Start of Material provided

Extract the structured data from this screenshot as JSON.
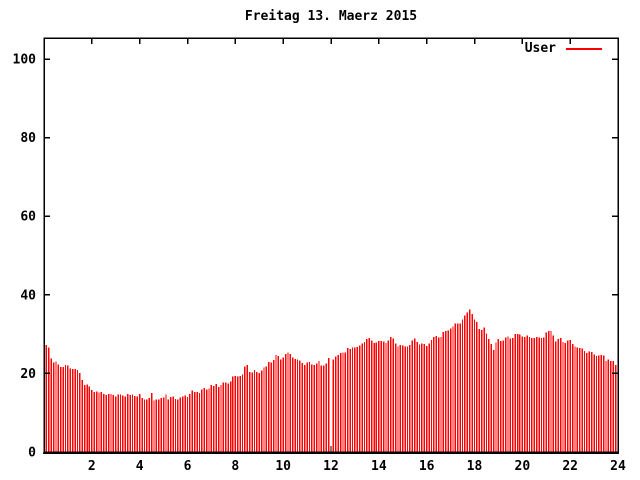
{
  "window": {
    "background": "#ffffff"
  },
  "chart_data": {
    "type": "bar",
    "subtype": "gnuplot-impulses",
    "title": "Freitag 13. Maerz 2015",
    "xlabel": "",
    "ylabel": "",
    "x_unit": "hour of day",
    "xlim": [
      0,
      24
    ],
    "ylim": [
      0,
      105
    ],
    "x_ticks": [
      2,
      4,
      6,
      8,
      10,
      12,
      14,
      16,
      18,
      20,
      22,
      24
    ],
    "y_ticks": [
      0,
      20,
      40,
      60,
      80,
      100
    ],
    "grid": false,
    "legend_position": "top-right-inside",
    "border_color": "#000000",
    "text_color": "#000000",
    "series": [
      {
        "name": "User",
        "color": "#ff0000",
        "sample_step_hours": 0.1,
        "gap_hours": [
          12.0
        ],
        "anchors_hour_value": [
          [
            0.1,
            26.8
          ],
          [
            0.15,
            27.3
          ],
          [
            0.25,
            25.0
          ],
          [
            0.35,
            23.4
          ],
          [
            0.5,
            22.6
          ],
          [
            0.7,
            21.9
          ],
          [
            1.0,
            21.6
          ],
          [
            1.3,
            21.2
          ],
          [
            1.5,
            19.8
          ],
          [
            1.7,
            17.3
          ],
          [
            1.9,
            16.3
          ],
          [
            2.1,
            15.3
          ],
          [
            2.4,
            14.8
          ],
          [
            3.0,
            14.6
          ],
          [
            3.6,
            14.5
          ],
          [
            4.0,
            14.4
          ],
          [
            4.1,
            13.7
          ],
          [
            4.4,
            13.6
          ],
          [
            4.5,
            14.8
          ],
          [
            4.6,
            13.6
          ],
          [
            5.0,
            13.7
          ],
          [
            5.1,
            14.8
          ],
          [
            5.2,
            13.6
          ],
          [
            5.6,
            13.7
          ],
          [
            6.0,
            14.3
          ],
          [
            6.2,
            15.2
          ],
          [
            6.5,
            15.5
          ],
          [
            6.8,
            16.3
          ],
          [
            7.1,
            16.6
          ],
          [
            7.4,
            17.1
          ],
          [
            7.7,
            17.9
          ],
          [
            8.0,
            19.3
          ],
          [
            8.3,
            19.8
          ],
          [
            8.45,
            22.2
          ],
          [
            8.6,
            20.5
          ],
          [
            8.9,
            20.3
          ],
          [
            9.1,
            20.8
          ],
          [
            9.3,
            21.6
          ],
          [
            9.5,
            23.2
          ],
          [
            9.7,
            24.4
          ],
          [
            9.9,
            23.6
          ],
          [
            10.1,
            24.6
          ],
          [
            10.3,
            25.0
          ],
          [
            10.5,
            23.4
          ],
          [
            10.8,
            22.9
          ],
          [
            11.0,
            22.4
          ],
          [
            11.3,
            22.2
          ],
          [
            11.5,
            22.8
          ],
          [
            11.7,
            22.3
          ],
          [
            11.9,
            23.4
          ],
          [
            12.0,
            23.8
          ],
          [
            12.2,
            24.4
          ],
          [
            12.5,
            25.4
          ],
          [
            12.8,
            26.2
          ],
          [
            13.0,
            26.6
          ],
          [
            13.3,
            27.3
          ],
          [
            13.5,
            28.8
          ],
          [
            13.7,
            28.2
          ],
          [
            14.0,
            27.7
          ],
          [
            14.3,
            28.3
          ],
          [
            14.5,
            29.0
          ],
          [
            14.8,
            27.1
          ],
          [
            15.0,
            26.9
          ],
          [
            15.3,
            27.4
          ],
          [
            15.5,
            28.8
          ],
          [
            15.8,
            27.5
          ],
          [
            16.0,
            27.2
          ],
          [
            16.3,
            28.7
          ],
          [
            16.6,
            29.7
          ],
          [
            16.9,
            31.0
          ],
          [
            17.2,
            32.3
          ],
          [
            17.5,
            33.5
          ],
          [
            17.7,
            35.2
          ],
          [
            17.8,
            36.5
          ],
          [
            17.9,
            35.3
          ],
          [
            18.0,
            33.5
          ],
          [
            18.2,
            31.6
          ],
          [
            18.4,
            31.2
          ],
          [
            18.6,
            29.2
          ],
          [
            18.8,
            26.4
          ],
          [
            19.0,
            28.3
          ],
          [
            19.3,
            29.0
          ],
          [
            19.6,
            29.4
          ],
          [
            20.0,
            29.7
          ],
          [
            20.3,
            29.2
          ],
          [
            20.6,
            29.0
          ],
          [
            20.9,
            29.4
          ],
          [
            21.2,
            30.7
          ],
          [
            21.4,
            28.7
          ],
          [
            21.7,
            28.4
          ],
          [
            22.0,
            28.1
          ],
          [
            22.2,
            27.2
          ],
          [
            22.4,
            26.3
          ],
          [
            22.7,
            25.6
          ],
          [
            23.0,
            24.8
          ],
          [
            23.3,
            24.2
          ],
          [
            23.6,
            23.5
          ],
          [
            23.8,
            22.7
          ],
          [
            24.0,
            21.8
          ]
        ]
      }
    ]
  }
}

End of Material provided
Start of Material provided

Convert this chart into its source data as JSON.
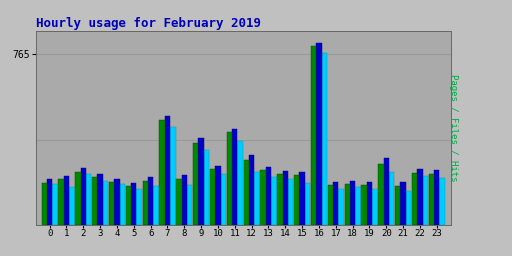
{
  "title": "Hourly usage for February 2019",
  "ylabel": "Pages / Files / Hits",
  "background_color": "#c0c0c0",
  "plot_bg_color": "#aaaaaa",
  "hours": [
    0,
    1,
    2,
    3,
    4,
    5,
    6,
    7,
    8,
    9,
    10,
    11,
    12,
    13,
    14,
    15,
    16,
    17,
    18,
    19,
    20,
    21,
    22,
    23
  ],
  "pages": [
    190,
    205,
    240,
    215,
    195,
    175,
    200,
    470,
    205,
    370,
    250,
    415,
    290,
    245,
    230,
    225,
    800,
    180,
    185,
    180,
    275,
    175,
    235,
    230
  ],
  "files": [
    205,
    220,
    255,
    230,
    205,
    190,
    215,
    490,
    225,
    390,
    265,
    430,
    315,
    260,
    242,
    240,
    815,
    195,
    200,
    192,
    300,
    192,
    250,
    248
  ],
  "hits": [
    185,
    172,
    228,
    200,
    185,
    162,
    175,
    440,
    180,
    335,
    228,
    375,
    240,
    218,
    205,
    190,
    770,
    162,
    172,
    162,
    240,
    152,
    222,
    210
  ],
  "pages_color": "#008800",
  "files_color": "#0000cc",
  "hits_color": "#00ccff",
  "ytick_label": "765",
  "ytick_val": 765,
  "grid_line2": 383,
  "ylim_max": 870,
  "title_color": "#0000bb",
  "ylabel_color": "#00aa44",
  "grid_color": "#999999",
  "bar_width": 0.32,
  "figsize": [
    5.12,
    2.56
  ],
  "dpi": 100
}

End of Material provided

(Exercise aim):
Where a line of the records above holds the word "JSON", copy that line.

(Response to this exercise):
Extract the structured data from this screenshot as JSON.
Convert this chart into its source data as JSON.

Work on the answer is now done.